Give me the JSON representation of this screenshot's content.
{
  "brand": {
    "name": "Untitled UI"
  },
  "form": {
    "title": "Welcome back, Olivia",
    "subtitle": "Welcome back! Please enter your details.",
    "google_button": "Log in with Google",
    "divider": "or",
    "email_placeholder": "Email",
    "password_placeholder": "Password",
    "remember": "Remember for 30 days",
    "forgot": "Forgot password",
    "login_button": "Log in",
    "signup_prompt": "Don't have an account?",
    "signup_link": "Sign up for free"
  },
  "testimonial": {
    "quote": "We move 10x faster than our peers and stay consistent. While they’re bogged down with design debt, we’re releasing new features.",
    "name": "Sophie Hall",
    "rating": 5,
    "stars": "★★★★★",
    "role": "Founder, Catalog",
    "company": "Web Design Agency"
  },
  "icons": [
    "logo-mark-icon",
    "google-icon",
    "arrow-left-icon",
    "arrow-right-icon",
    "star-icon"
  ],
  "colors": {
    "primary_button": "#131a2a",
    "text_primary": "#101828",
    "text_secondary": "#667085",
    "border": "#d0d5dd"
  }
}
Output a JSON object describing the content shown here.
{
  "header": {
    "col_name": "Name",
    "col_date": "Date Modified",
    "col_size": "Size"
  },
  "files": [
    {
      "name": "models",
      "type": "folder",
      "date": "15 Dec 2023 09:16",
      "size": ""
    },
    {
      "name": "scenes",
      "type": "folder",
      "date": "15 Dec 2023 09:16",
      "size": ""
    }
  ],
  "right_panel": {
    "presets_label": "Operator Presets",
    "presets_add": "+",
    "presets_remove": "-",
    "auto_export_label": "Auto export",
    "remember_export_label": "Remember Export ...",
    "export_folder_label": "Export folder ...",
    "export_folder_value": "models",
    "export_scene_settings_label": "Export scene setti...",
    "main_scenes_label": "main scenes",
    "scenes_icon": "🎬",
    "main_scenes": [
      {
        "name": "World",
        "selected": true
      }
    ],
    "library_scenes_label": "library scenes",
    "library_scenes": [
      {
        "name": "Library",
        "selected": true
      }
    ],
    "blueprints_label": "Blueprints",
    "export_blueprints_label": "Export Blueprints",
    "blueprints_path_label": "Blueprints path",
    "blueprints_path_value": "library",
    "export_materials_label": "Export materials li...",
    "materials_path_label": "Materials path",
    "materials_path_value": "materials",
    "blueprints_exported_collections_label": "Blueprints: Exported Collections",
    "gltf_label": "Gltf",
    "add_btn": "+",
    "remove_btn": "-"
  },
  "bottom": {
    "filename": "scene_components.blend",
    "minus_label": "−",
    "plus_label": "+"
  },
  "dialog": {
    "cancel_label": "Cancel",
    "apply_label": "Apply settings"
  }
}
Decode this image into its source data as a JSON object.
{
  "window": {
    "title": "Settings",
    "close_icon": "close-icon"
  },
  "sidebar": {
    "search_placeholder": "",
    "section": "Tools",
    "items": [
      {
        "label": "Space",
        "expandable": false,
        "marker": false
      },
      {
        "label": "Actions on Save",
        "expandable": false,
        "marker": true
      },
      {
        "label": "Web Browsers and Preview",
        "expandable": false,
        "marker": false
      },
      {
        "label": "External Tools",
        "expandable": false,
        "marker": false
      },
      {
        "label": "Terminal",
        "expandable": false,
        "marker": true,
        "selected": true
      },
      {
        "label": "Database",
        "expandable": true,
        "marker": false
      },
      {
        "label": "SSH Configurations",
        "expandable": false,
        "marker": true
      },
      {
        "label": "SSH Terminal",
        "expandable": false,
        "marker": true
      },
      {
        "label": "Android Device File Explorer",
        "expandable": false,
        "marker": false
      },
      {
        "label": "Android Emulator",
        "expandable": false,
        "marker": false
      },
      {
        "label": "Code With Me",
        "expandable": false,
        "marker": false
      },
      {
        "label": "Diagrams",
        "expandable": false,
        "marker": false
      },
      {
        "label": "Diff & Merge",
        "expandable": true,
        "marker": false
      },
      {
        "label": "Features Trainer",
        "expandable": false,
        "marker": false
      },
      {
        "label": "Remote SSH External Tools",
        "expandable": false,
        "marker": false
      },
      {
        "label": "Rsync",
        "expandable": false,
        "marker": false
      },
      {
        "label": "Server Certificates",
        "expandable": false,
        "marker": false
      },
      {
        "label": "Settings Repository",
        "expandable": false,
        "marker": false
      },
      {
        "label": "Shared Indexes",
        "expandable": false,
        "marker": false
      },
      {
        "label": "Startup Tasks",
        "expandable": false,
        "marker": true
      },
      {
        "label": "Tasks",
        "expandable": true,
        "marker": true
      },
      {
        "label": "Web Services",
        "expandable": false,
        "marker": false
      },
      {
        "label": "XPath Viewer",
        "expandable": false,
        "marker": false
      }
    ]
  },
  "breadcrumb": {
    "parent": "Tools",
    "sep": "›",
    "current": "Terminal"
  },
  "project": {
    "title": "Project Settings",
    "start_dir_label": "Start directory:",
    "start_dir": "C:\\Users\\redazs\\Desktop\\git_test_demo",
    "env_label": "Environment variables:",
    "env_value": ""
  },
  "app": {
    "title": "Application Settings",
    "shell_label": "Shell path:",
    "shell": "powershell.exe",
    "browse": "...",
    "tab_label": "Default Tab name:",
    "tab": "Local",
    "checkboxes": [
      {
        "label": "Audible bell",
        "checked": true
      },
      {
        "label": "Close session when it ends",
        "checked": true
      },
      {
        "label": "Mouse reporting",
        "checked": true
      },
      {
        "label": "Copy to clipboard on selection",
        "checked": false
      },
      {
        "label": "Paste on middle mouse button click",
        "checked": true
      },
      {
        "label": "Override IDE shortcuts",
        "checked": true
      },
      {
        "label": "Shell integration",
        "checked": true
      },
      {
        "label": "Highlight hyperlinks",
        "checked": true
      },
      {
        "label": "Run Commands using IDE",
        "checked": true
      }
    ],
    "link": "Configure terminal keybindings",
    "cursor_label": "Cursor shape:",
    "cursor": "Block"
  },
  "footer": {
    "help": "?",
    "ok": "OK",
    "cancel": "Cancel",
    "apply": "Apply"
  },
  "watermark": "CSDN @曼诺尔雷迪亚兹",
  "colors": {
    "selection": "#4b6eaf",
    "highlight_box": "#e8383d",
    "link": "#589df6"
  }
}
::::::::::
● Set exercise
Output the lines above verbatim and in full.

● Correct output
Give me the JSON representation of this screenshot's content.
{
  "brand": {
    "name": "Untitled UI"
  },
  "form": {
    "title": "Welcome back, Olivia",
    "subtitle": "Welcome back! Please enter your details.",
    "google_button": "Log in with Google",
    "divider": "or",
    "email_placeholder": "Email",
    "password_placeholder": "Password",
    "remember": "Remember for 30 days",
    "forgot": "Forgot password",
    "login_button": "Log in",
    "signup_prompt": "Don't have an account?",
    "signup_link": "Sign up for free"
  },
  "testimonial": {
    "quote": "We move 10x faster than our peers and stay consistent. While they’re bogged down with design debt, we’re releasing new features.",
    "name": "Sophie Hall",
    "rating": 5,
    "stars": "★★★★★",
    "role": "Founder, Catalog",
    "company": "Web Design Agency"
  },
  "icons": [
    "logo-mark-icon",
    "google-icon",
    "arrow-left-icon",
    "arrow-right-icon",
    "star-icon"
  ],
  "colors": {
    "primary_button": "#131a2a",
    "text_primary": "#101828",
    "text_secondary": "#667085",
    "border": "#d0d5dd"
  }
}
Output a JSON object describing the content shown here.
{
  "header": {
    "col_name": "Name",
    "col_date": "Date Modified",
    "col_size": "Size"
  },
  "files": [
    {
      "name": "models",
      "type": "folder",
      "date": "15 Dec 2023 09:16",
      "size": ""
    },
    {
      "name": "scenes",
      "type": "folder",
      "date": "15 Dec 2023 09:16",
      "size": ""
    }
  ],
  "right_panel": {
    "presets_label": "Operator Presets",
    "presets_add": "+",
    "presets_remove": "-",
    "auto_export_label": "Auto export",
    "remember_export_label": "Remember Export ...",
    "export_folder_label": "Export folder ...",
    "export_folder_value": "models",
    "export_scene_settings_label": "Export scene setti...",
    "main_scenes_label": "main scenes",
    "scenes_icon": "🎬",
    "main_scenes": [
      {
        "name": "World",
        "selected": true
      }
    ],
    "library_scenes_label": "library scenes",
    "library_scenes": [
      {
        "name": "Library",
        "selected": true
      }
    ],
    "blueprints_label": "Blueprints",
    "export_blueprints_label": "Export Blueprints",
    "blueprints_path_label": "Blueprints path",
    "blueprints_path_value": "library",
    "export_materials_label": "Export materials li...",
    "materials_path_label": "Materials path",
    "materials_path_value": "materials",
    "blueprints_exported_collections_label": "Blueprints: Exported Collections",
    "gltf_label": "Gltf",
    "add_btn": "+",
    "remove_btn": "-"
  },
  "bottom": {
    "filename": "scene_components.blend",
    "minus_label": "−",
    "plus_label": "+"
  },
  "dialog": {
    "cancel_label": "Cancel",
    "apply_label": "Apply settings"
  }
}
Decode this image into its source data as a JSON object.
{
  "window": {
    "title": "Settings",
    "close_icon": "close-icon"
  },
  "sidebar": {
    "search_placeholder": "",
    "section": "Tools",
    "items": [
      {
        "label": "Space",
        "expandable": false,
        "marker": false
      },
      {
        "label": "Actions on Save",
        "expandable": false,
        "marker": true
      },
      {
        "label": "Web Browsers and Preview",
        "expandable": false,
        "marker": false
      },
      {
        "label": "External Tools",
        "expandable": false,
        "marker": false
      },
      {
        "label": "Terminal",
        "expandable": false,
        "marker": true,
        "selected": true
      },
      {
        "label": "Database",
        "expandable": true,
        "marker": false
      },
      {
        "label": "SSH Configurations",
        "expandable": false,
        "marker": true
      },
      {
        "label": "SSH Terminal",
        "expandable": false,
        "marker": true
      },
      {
        "label": "Android Device File Explorer",
        "expandable": false,
        "marker": false
      },
      {
        "label": "Android Emulator",
        "expandable": false,
        "marker": false
      },
      {
        "label": "Code With Me",
        "expandable": false,
        "marker": false
      },
      {
        "label": "Diagrams",
        "expandable": false,
        "marker": false
      },
      {
        "label": "Diff & Merge",
        "expandable": true,
        "marker": false
      },
      {
        "label": "Features Trainer",
        "expandable": false,
        "marker": false
      },
      {
        "label": "Remote SSH External Tools",
        "expandable": false,
        "marker": false
      },
      {
        "label": "Rsync",
        "expandable": false,
        "marker": false
      },
      {
        "label": "Server Certificates",
        "expandable": false,
        "marker": false
      },
      {
        "label": "Settings Repository",
        "expandable": false,
        "marker": false
      },
      {
        "label": "Shared Indexes",
        "expandable": false,
        "marker": false
      },
      {
        "label": "Startup Tasks",
        "expandable": false,
        "marker": true
      },
      {
        "label": "Tasks",
        "expandable": true,
        "marker": true
      },
      {
        "label": "Web Services",
        "expandable": false,
        "marker": false
      },
      {
        "label": "XPath Viewer",
        "expandable": false,
        "marker": false
      }
    ]
  },
  "breadcrumb": {
    "parent": "Tools",
    "sep": "›",
    "current": "Terminal"
  },
  "project": {
    "title": "Project Settings",
    "start_dir_label": "Start directory:",
    "start_dir": "C:\\Users\\redazs\\Desktop\\git_test_demo",
    "env_label": "Environment variables:",
    "env_value": ""
  },
  "app": {
    "title": "Application Settings",
    "shell_label": "Shell path:",
    "shell": "powershell.exe",
    "browse": "...",
    "tab_label": "Default Tab name:",
    "tab": "Local",
    "checkboxes": [
      {
        "label": "Audible bell",
        "checked": true
      },
      {
        "label": "Close session when it ends",
        "checked": true
      },
      {
        "label": "Mouse reporting",
        "checked": true
      },
      {
        "label": "Copy to clipboard on selection",
        "checked": false
      },
      {
        "label": "Paste on middle mouse button click",
        "checked": true
      },
      {
        "label": "Override IDE shortcuts",
        "checked": true
      },
      {
        "label": "Shell integration",
        "checked": true
      },
      {
        "label": "Highlight hyperlinks",
        "checked": true
      },
      {
        "label": "Run Commands using IDE",
        "checked": true
      }
    ],
    "link": "Configure terminal keybindings",
    "cursor_label": "Cursor shape:",
    "cursor": "Block"
  },
  "footer": {
    "help": "?",
    "ok": "OK",
    "cancel": "Cancel",
    "apply": "Apply"
  },
  "watermark": "CSDN @曼诺尔雷迪亚兹",
  "colors": {
    "selection": "#4b6eaf",
    "highlight_box": "#e8383d",
    "link": "#589df6"
  }
}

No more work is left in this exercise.